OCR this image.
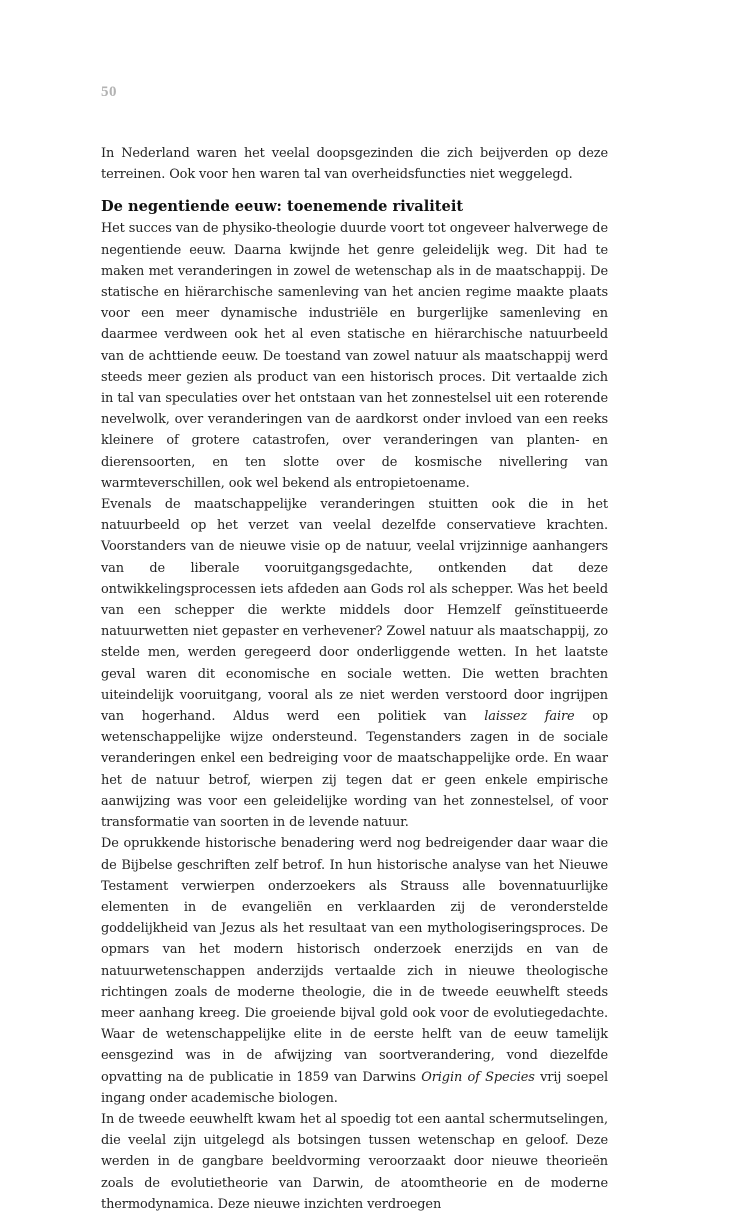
50

In Nederland waren het veelal doopsgezinden die zich beijverden op deze terreinen. Ook voor hen waren tal van overheidsfuncties niet weggelegd.

De negentiende eeuw: toenemende rivaliteit

Het succes van de physiko-theologie duurde voort tot ongeveer halverwege de negentiende eeuw. Daarna kwijnde het genre geleidelijk weg. Dit had te maken met veranderingen in zowel de wetenschap als in de maatschappij. De statische en hiërarchische samenleving van het ancien regime maakte plaats voor een meer dynamische industriële en burgerlijke samenleving en daarmee verdween ook het al even statische en hiërarchische natuurbeeld van de achttiende eeuw. De toestand van zowel natuur als maatschappij werd steeds meer gezien als product van een historisch proces. Dit vertaalde zich in tal van speculaties over het ontstaan van het zonnestelsel uit een roterende nevelwolk, over veranderingen van de aardkorst onder invloed van een reeks kleinere of grotere catastrofen, over veranderingen van planten- en dierensoorten, en ten slotte over de kosmische nivellering van warmteverschillen, ook wel bekend als entropietoename.

Evenals de maatschappelijke veranderingen stuitten ook die in het natuurbeeld op het verzet van veelal dezelfde conservatieve krachten. Voorstanders van de nieuwe visie op de natuur, veelal vrijzinnige aanhangers van de liberale vooruitgangsgedachte, ontkenden dat deze ontwikkelingsprocessen iets afdeden aan Gods rol als schepper. Was het beeld van een schepper die werkte middels door Hemzelf geïnstitueerde natuurwetten niet gepaster en verhevener? Zowel natuur als maatschappij, zo stelde men, werden geregeerd door onderliggende wetten. In het laatste geval waren dit economische en sociale wetten. Die wetten brachten uiteindelijk vooruitgang, vooral als ze niet werden verstoord door ingrijpen van hogerhand. Aldus werd een politiek van laissez faire op wetenschappelijke wijze ondersteund. Tegenstanders zagen in de sociale veranderingen enkel een bedreiging voor de maatschappelijke orde. En waar het de natuur betrof, wierpen zij tegen dat er geen enkele empirische aanwijzing was voor een geleidelijke wording van het zonnestelsel, of voor transformatie van soorten in de levende natuur.

De oprukkende historische benadering werd nog bedreigender daar waar die de Bijbelse geschriften zelf betrof. In hun historische analyse van het Nieuwe Testament verwierpen onderzoekers als Strauss alle bovennatuurlijke elementen in de evangeliën en verklaarden zij de veronderstelde goddelijkheid van Jezus als het resultaat van een mythologiseringsproces. De opmars van het modern historisch onderzoek enerzijds en van de natuurwetenschappen anderzijds vertaalde zich in nieuwe theologische richtingen zoals de moderne theologie, die in de tweede eeuwhelft steeds meer aanhang kreeg. Die groeiende bijval gold ook voor de evolutiegedachte. Waar de wetenschappelijke elite in de eerste helft van de eeuw tamelijk eensgezind was in de afwijzing van soortverandering, vond diezelfde opvatting na de publicatie in 1859 van Darwins Origin of Species vrij soepel ingang onder academische biologen.

In de tweede eeuwhelft kwam het al spoedig tot een aantal schermutselingen, die veelal zijn uitgelegd als botsingen tussen wetenschap en geloof. Deze werden in de gangbare beeldvorming veroorzaakt door nieuwe theorieën zoals de evolutietheorie van Darwin, de atoomtheorie en de moderne thermodynamica. Deze nieuwe inzichten verdroegen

══════════════════════════════

EXERCISE PROMPT: Find all lines where the word "eeuwhelft" appears. Copy them.

SOLVED EXERCISE:
De oprukkende historische benadering werd nog bedreigender daar waar die de Bijbelse geschriften zelf betrof. In hun historische analyse van het Nieuwe Testament verwierpen onderzoekers als Strauss alle bovennatuurlijke elementen in de evangeliën en verklaarden zij de veronderstelde goddelijkheid van Jezus als het resultaat van een mythologiseringsproces. De opmars van het modern historisch onderzoek enerzijds en van de natuurwetenschappen anderzijds vertaalde zich in nieuwe theologische richtingen zoals de moderne theologie, die in de tweede eeuwhelft steeds meer aanhang kreeg. Die groeiende bijval gold ook voor de evolutiegedachte. Waar de wetenschappelijke elite in de eerste helft van de eeuw tamelijk eensgezind was in de afwijzing van soortverandering, vond diezelfde opvatting na de publicatie in 1859 van Darwins Origin of Species vrij soepel ingang onder academische biologen.
In de tweede eeuwhelft kwam het al spoedig tot een aantal schermutselingen, die veelal zijn uitgelegd als botsingen tussen wetenschap en geloof. Deze werden in de gangbare beeldvorming veroorzaakt door nieuwe theorieën zoals de evolutietheorie van Darwin, de atoomtheorie en de moderne thermodynamica. Deze nieuwe inzichten verdroegen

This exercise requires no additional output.